▶ [RECORDS FOR THIS TASK]
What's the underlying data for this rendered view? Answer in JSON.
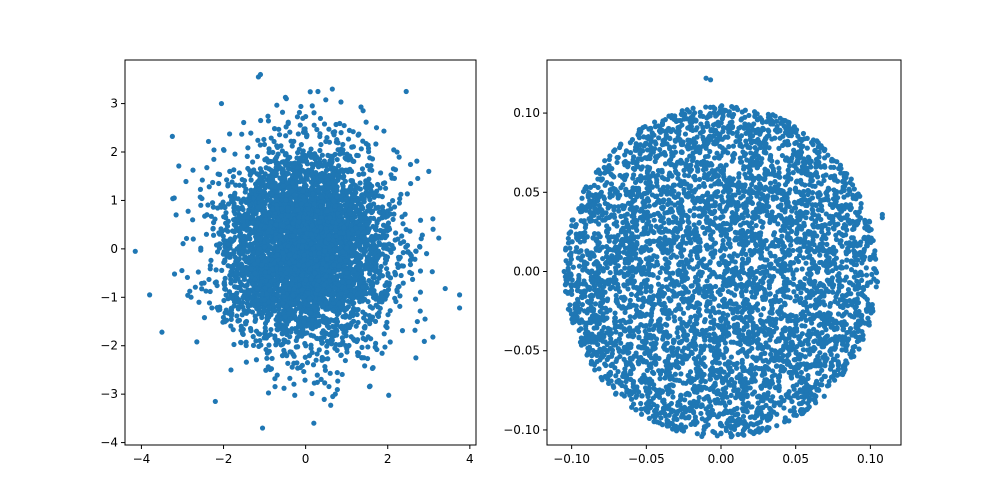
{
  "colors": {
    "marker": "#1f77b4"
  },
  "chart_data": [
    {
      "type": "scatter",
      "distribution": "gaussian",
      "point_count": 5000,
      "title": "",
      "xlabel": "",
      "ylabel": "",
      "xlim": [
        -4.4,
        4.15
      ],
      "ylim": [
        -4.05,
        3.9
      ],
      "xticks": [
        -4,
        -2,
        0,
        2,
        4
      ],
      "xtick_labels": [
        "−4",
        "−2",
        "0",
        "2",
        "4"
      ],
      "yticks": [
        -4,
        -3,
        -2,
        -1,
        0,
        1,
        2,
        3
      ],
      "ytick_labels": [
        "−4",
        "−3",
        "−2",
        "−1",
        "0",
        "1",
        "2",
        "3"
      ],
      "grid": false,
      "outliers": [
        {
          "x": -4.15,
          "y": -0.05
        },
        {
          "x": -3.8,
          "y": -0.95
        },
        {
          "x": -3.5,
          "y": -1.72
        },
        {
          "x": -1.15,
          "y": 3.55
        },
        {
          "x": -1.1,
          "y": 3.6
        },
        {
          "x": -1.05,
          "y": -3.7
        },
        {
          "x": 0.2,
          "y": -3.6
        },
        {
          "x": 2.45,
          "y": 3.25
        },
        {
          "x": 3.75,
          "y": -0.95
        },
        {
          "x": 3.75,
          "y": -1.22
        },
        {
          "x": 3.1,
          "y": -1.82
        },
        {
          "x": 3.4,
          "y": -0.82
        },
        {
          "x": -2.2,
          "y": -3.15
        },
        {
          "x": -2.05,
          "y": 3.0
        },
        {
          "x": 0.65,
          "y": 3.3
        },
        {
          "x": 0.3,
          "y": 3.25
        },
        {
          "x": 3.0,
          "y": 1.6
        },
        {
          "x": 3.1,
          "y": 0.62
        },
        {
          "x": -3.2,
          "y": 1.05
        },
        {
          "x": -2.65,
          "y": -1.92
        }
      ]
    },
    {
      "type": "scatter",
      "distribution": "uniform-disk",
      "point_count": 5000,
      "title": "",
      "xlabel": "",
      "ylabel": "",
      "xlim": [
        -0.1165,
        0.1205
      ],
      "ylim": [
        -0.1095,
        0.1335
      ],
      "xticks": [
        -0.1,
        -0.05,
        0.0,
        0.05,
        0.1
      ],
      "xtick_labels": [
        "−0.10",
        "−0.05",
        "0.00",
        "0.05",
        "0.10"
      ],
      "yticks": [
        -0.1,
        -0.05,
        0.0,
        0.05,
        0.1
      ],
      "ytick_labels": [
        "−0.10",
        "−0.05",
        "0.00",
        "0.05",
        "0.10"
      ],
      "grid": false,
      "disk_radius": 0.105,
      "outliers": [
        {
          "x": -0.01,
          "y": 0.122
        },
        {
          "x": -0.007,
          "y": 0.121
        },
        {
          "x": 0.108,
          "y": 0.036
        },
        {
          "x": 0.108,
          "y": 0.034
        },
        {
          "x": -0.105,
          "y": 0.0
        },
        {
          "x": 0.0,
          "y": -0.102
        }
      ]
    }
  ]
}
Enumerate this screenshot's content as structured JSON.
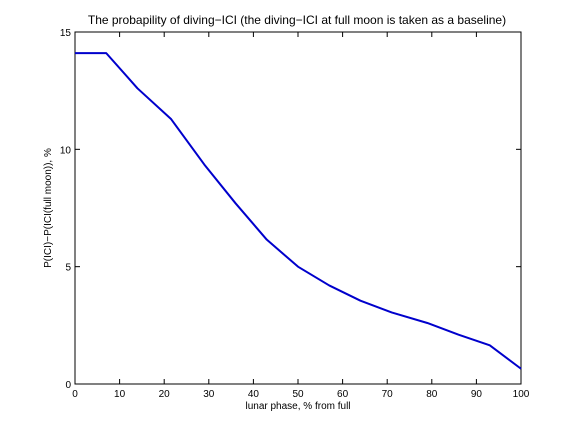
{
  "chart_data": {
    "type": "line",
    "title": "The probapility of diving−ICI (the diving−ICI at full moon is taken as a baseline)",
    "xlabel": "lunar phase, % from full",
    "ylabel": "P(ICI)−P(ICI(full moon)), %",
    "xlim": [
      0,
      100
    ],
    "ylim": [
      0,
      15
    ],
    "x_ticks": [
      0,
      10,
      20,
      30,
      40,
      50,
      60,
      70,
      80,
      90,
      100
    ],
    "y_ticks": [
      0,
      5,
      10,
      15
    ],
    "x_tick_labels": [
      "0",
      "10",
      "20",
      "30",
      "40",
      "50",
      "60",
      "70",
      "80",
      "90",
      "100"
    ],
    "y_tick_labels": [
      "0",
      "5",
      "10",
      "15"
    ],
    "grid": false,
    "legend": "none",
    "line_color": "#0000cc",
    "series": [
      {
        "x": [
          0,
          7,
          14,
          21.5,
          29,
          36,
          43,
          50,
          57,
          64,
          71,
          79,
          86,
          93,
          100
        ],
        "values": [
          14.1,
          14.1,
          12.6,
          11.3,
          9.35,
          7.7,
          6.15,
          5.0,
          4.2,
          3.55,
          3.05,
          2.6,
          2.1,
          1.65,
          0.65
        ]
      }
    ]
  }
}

▶ [EXERCISE GOAL] Each entry above is to be written out again unchanged, apart from the pictures, which are left out.

▶ [SOLUTION FOR THIS TASK]
What's the underlying data for this rendered view? Answer in JSON.
{
  "colors": {
    "marker": "#1f77b4"
  },
  "chart_data": [
    {
      "type": "scatter",
      "distribution": "gaussian",
      "point_count": 5000,
      "title": "",
      "xlabel": "",
      "ylabel": "",
      "xlim": [
        -4.4,
        4.15
      ],
      "ylim": [
        -4.05,
        3.9
      ],
      "xticks": [
        -4,
        -2,
        0,
        2,
        4
      ],
      "xtick_labels": [
        "−4",
        "−2",
        "0",
        "2",
        "4"
      ],
      "yticks": [
        -4,
        -3,
        -2,
        -1,
        0,
        1,
        2,
        3
      ],
      "ytick_labels": [
        "−4",
        "−3",
        "−2",
        "−1",
        "0",
        "1",
        "2",
        "3"
      ],
      "grid": false,
      "outliers": [
        {
          "x": -4.15,
          "y": -0.05
        },
        {
          "x": -3.8,
          "y": -0.95
        },
        {
          "x": -3.5,
          "y": -1.72
        },
        {
          "x": -1.15,
          "y": 3.55
        },
        {
          "x": -1.1,
          "y": 3.6
        },
        {
          "x": -1.05,
          "y": -3.7
        },
        {
          "x": 0.2,
          "y": -3.6
        },
        {
          "x": 2.45,
          "y": 3.25
        },
        {
          "x": 3.75,
          "y": -0.95
        },
        {
          "x": 3.75,
          "y": -1.22
        },
        {
          "x": 3.1,
          "y": -1.82
        },
        {
          "x": 3.4,
          "y": -0.82
        },
        {
          "x": -2.2,
          "y": -3.15
        },
        {
          "x": -2.05,
          "y": 3.0
        },
        {
          "x": 0.65,
          "y": 3.3
        },
        {
          "x": 0.3,
          "y": 3.25
        },
        {
          "x": 3.0,
          "y": 1.6
        },
        {
          "x": 3.1,
          "y": 0.62
        },
        {
          "x": -3.2,
          "y": 1.05
        },
        {
          "x": -2.65,
          "y": -1.92
        }
      ]
    },
    {
      "type": "scatter",
      "distribution": "uniform-disk",
      "point_count": 5000,
      "title": "",
      "xlabel": "",
      "ylabel": "",
      "xlim": [
        -0.1165,
        0.1205
      ],
      "ylim": [
        -0.1095,
        0.1335
      ],
      "xticks": [
        -0.1,
        -0.05,
        0.0,
        0.05,
        0.1
      ],
      "xtick_labels": [
        "−0.10",
        "−0.05",
        "0.00",
        "0.05",
        "0.10"
      ],
      "yticks": [
        -0.1,
        -0.05,
        0.0,
        0.05,
        0.1
      ],
      "ytick_labels": [
        "−0.10",
        "−0.05",
        "0.00",
        "0.05",
        "0.10"
      ],
      "grid": false,
      "disk_radius": 0.105,
      "outliers": [
        {
          "x": -0.01,
          "y": 0.122
        },
        {
          "x": -0.007,
          "y": 0.121
        },
        {
          "x": 0.108,
          "y": 0.036
        },
        {
          "x": 0.108,
          "y": 0.034
        },
        {
          "x": -0.105,
          "y": 0.0
        },
        {
          "x": 0.0,
          "y": -0.102
        }
      ]
    }
  ]
}
Enumerate this screenshot's content as structured JSON.
{
  "chart_data": {
    "type": "line",
    "title": "The probapility of diving−ICI (the diving−ICI at full moon is taken as a baseline)",
    "xlabel": "lunar phase, % from full",
    "ylabel": "P(ICI)−P(ICI(full moon)), %",
    "xlim": [
      0,
      100
    ],
    "ylim": [
      0,
      15
    ],
    "x_ticks": [
      0,
      10,
      20,
      30,
      40,
      50,
      60,
      70,
      80,
      90,
      100
    ],
    "y_ticks": [
      0,
      5,
      10,
      15
    ],
    "x_tick_labels": [
      "0",
      "10",
      "20",
      "30",
      "40",
      "50",
      "60",
      "70",
      "80",
      "90",
      "100"
    ],
    "y_tick_labels": [
      "0",
      "5",
      "10",
      "15"
    ],
    "grid": false,
    "legend": "none",
    "line_color": "#0000cc",
    "series": [
      {
        "x": [
          0,
          7,
          14,
          21.5,
          29,
          36,
          43,
          50,
          57,
          64,
          71,
          79,
          86,
          93,
          100
        ],
        "values": [
          14.1,
          14.1,
          12.6,
          11.3,
          9.35,
          7.7,
          6.15,
          5.0,
          4.2,
          3.55,
          3.05,
          2.6,
          2.1,
          1.65,
          0.65
        ]
      }
    ]
  }
}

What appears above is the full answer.